### Instructions to follow
Retype the material in full, keeping every word the same.

========================================

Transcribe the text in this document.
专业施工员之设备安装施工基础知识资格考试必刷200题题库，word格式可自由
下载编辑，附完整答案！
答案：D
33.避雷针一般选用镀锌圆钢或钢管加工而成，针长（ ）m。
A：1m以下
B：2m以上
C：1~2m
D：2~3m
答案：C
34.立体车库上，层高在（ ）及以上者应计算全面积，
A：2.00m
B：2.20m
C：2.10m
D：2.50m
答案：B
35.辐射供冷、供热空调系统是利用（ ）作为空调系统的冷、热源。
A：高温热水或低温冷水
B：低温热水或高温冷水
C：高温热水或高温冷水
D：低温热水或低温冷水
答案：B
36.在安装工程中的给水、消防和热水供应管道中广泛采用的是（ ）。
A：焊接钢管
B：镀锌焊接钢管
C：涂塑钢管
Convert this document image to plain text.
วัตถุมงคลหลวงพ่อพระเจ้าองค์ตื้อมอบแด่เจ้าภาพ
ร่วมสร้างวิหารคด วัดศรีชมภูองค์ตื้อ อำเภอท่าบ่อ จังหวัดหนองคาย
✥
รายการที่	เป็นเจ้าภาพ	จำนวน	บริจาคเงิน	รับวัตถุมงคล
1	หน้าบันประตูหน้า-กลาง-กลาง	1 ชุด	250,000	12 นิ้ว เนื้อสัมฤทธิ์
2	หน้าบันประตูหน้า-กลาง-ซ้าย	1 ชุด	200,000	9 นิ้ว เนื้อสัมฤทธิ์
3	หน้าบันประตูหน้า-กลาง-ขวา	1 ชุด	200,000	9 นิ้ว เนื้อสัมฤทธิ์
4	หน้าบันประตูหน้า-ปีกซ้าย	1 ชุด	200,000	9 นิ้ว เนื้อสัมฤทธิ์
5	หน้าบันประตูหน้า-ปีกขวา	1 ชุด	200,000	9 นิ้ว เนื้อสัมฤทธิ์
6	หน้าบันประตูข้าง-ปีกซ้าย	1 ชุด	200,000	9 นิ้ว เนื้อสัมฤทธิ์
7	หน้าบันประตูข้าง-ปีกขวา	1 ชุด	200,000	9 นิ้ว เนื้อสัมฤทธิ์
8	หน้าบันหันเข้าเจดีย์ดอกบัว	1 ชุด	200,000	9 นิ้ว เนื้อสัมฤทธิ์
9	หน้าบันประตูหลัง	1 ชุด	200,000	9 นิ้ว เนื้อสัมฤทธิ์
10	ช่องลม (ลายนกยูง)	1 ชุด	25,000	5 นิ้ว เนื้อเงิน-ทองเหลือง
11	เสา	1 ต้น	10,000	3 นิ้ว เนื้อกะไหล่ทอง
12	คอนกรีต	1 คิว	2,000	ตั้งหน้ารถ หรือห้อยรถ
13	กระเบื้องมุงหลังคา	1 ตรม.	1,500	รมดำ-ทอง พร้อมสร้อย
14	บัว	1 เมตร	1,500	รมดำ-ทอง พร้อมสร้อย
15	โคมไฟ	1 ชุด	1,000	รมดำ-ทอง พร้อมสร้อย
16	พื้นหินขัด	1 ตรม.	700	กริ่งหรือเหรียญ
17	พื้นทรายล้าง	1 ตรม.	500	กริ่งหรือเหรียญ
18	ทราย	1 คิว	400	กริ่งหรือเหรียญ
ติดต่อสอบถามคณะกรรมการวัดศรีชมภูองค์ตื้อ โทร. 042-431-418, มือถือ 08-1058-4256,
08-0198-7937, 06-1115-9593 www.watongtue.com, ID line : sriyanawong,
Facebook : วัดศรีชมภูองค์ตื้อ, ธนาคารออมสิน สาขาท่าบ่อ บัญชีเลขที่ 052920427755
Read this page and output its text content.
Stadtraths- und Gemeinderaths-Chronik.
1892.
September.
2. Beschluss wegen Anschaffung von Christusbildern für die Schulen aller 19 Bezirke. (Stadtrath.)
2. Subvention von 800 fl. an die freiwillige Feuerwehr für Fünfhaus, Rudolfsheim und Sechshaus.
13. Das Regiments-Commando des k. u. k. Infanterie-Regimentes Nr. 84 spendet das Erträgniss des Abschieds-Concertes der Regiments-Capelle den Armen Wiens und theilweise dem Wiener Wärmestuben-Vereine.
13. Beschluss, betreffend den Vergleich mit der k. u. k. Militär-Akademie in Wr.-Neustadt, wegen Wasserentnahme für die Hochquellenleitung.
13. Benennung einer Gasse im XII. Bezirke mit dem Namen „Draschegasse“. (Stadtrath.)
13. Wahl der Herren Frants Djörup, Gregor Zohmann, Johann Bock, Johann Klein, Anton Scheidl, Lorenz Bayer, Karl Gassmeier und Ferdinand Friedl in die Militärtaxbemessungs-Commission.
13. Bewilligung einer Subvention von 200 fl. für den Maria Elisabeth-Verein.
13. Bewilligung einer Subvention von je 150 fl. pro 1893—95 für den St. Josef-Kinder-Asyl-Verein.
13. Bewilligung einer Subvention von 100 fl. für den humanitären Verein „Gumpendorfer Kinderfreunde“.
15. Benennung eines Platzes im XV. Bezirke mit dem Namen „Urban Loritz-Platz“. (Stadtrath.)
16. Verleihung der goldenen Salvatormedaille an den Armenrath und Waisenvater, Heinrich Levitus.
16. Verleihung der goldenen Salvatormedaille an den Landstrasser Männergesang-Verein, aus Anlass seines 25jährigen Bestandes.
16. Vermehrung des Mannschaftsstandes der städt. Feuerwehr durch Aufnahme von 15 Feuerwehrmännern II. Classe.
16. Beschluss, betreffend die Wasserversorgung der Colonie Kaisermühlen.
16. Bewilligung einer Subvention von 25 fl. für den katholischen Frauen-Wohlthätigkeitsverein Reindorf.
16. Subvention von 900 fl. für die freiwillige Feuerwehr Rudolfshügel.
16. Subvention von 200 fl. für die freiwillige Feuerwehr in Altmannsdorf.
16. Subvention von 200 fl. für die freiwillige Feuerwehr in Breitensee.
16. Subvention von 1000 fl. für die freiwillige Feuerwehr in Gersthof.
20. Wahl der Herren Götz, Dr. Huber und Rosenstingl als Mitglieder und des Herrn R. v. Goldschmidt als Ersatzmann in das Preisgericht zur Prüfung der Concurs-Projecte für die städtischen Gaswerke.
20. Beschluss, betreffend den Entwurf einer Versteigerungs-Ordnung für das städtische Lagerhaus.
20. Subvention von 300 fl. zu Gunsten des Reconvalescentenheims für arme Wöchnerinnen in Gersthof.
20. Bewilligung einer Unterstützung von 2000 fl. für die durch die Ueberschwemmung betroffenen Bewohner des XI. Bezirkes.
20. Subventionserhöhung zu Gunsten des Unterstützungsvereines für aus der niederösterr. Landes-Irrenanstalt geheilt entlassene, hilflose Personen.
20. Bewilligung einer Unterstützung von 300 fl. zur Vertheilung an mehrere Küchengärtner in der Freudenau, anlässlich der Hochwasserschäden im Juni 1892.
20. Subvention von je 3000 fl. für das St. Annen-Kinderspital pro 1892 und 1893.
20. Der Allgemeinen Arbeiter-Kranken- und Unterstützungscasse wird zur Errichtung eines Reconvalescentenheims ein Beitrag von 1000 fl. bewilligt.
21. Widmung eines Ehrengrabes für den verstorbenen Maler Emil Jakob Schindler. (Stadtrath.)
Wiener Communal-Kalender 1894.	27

========================================

### Finished task
Transcribe the text in this document.
专业施工员之设备安装施工基础知识资格考试必刷200题题库，word格式可自由
下载编辑，附完整答案！
答案：D
33.避雷针一般选用镀锌圆钢或钢管加工而成，针长（ ）m。
A：1m以下
B：2m以上
C：1~2m
D：2~3m
答案：C
34.立体车库上，层高在（ ）及以上者应计算全面积，
A：2.00m
B：2.20m
C：2.10m
D：2.50m
答案：B
35.辐射供冷、供热空调系统是利用（ ）作为空调系统的冷、热源。
A：高温热水或低温冷水
B：低温热水或高温冷水
C：高温热水或高温冷水
D：低温热水或低温冷水
答案：B
36.在安装工程中的给水、消防和热水供应管道中广泛采用的是（ ）。
A：焊接钢管
B：镀锌焊接钢管
C：涂塑钢管
Convert this document image to plain text.
วัตถุมงคลหลวงพ่อพระเจ้าองค์ตื้อมอบแด่เจ้าภาพ
ร่วมสร้างวิหารคด วัดศรีชมภูองค์ตื้อ อำเภอท่าบ่อ จังหวัดหนองคาย
✥
รายการที่	เป็นเจ้าภาพ	จำนวน	บริจาคเงิน	รับวัตถุมงคล
1	หน้าบันประตูหน้า-กลาง-กลาง	1 ชุด	250,000	12 นิ้ว เนื้อสัมฤทธิ์
2	หน้าบันประตูหน้า-กลาง-ซ้าย	1 ชุด	200,000	9 นิ้ว เนื้อสัมฤทธิ์
3	หน้าบันประตูหน้า-กลาง-ขวา	1 ชุด	200,000	9 นิ้ว เนื้อสัมฤทธิ์
4	หน้าบันประตูหน้า-ปีกซ้าย	1 ชุด	200,000	9 นิ้ว เนื้อสัมฤทธิ์
5	หน้าบันประตูหน้า-ปีกขวา	1 ชุด	200,000	9 นิ้ว เนื้อสัมฤทธิ์
6	หน้าบันประตูข้าง-ปีกซ้าย	1 ชุด	200,000	9 นิ้ว เนื้อสัมฤทธิ์
7	หน้าบันประตูข้าง-ปีกขวา	1 ชุด	200,000	9 นิ้ว เนื้อสัมฤทธิ์
8	หน้าบันหันเข้าเจดีย์ดอกบัว	1 ชุด	200,000	9 นิ้ว เนื้อสัมฤทธิ์
9	หน้าบันประตูหลัง	1 ชุด	200,000	9 นิ้ว เนื้อสัมฤทธิ์
10	ช่องลม (ลายนกยูง)	1 ชุด	25,000	5 นิ้ว เนื้อเงิน-ทองเหลือง
11	เสา	1 ต้น	10,000	3 นิ้ว เนื้อกะไหล่ทอง
12	คอนกรีต	1 คิว	2,000	ตั้งหน้ารถ หรือห้อยรถ
13	กระเบื้องมุงหลังคา	1 ตรม.	1,500	รมดำ-ทอง พร้อมสร้อย
14	บัว	1 เมตร	1,500	รมดำ-ทอง พร้อมสร้อย
15	โคมไฟ	1 ชุด	1,000	รมดำ-ทอง พร้อมสร้อย
16	พื้นหินขัด	1 ตรม.	700	กริ่งหรือเหรียญ
17	พื้นทรายล้าง	1 ตรม.	500	กริ่งหรือเหรียญ
18	ทราย	1 คิว	400	กริ่งหรือเหรียญ
ติดต่อสอบถามคณะกรรมการวัดศรีชมภูองค์ตื้อ โทร. 042-431-418, มือถือ 08-1058-4256,
08-0198-7937, 06-1115-9593 www.watongtue.com, ID line : sriyanawong,
Facebook : วัดศรีชมภูองค์ตื้อ, ธนาคารออมสิน สาขาท่าบ่อ บัญชีเลขที่ 052920427755
Read this page and output its text content.
Stadtraths- und Gemeinderaths-Chronik.
1892.
September.
2. Beschluss wegen Anschaffung von Christusbildern für die Schulen aller 19 Bezirke. (Stadtrath.)
2. Subvention von 800 fl. an die freiwillige Feuerwehr für Fünfhaus, Rudolfsheim und Sechshaus.
13. Das Regiments-Commando des k. u. k. Infanterie-Regimentes Nr. 84 spendet das Erträgniss des Abschieds-Concertes der Regiments-Capelle den Armen Wiens und theilweise dem Wiener Wärmestuben-Vereine.
13. Beschluss, betreffend den Vergleich mit der k. u. k. Militär-Akademie in Wr.-Neustadt, wegen Wasserentnahme für die Hochquellenleitung.
13. Benennung einer Gasse im XII. Bezirke mit dem Namen „Draschegasse“. (Stadtrath.)
13. Wahl der Herren Frants Djörup, Gregor Zohmann, Johann Bock, Johann Klein, Anton Scheidl, Lorenz Bayer, Karl Gassmeier und Ferdinand Friedl in die Militärtaxbemessungs-Commission.
13. Bewilligung einer Subvention von 200 fl. für den Maria Elisabeth-Verein.
13. Bewilligung einer Subvention von je 150 fl. pro 1893—95 für den St. Josef-Kinder-Asyl-Verein.
13. Bewilligung einer Subvention von 100 fl. für den humanitären Verein „Gumpendorfer Kinderfreunde“.
15. Benennung eines Platzes im XV. Bezirke mit dem Namen „Urban Loritz-Platz“. (Stadtrath.)
16. Verleihung der goldenen Salvatormedaille an den Armenrath und Waisenvater, Heinrich Levitus.
16. Verleihung der goldenen Salvatormedaille an den Landstrasser Männergesang-Verein, aus Anlass seines 25jährigen Bestandes.
16. Vermehrung des Mannschaftsstandes der städt. Feuerwehr durch Aufnahme von 15 Feuerwehrmännern II. Classe.
16. Beschluss, betreffend die Wasserversorgung der Colonie Kaisermühlen.
16. Bewilligung einer Subvention von 25 fl. für den katholischen Frauen-Wohlthätigkeitsverein Reindorf.
16. Subvention von 900 fl. für die freiwillige Feuerwehr Rudolfshügel.
16. Subvention von 200 fl. für die freiwillige Feuerwehr in Altmannsdorf.
16. Subvention von 200 fl. für die freiwillige Feuerwehr in Breitensee.
16. Subvention von 1000 fl. für die freiwillige Feuerwehr in Gersthof.
20. Wahl der Herren Götz, Dr. Huber und Rosenstingl als Mitglieder und des Herrn R. v. Goldschmidt als Ersatzmann in das Preisgericht zur Prüfung der Concurs-Projecte für die städtischen Gaswerke.
20. Beschluss, betreffend den Entwurf einer Versteigerungs-Ordnung für das städtische Lagerhaus.
20. Subvention von 300 fl. zu Gunsten des Reconvalescentenheims für arme Wöchnerinnen in Gersthof.
20. Bewilligung einer Unterstützung von 2000 fl. für die durch die Ueberschwemmung betroffenen Bewohner des XI. Bezirkes.
20. Subventionserhöhung zu Gunsten des Unterstützungsvereines für aus der niederösterr. Landes-Irrenanstalt geheilt entlassene, hilflose Personen.
20. Bewilligung einer Unterstützung von 300 fl. zur Vertheilung an mehrere Küchengärtner in der Freudenau, anlässlich der Hochwasserschäden im Juni 1892.
20. Subvention von je 3000 fl. für das St. Annen-Kinderspital pro 1892 und 1893.
20. Der Allgemeinen Arbeiter-Kranken- und Unterstützungscasse wird zur Errichtung eines Reconvalescentenheims ein Beitrag von 1000 fl. bewilligt.
21. Widmung eines Ehrengrabes für den verstorbenen Maler Emil Jakob Schindler. (Stadtrath.)
Wiener Communal-Kalender 1894.	27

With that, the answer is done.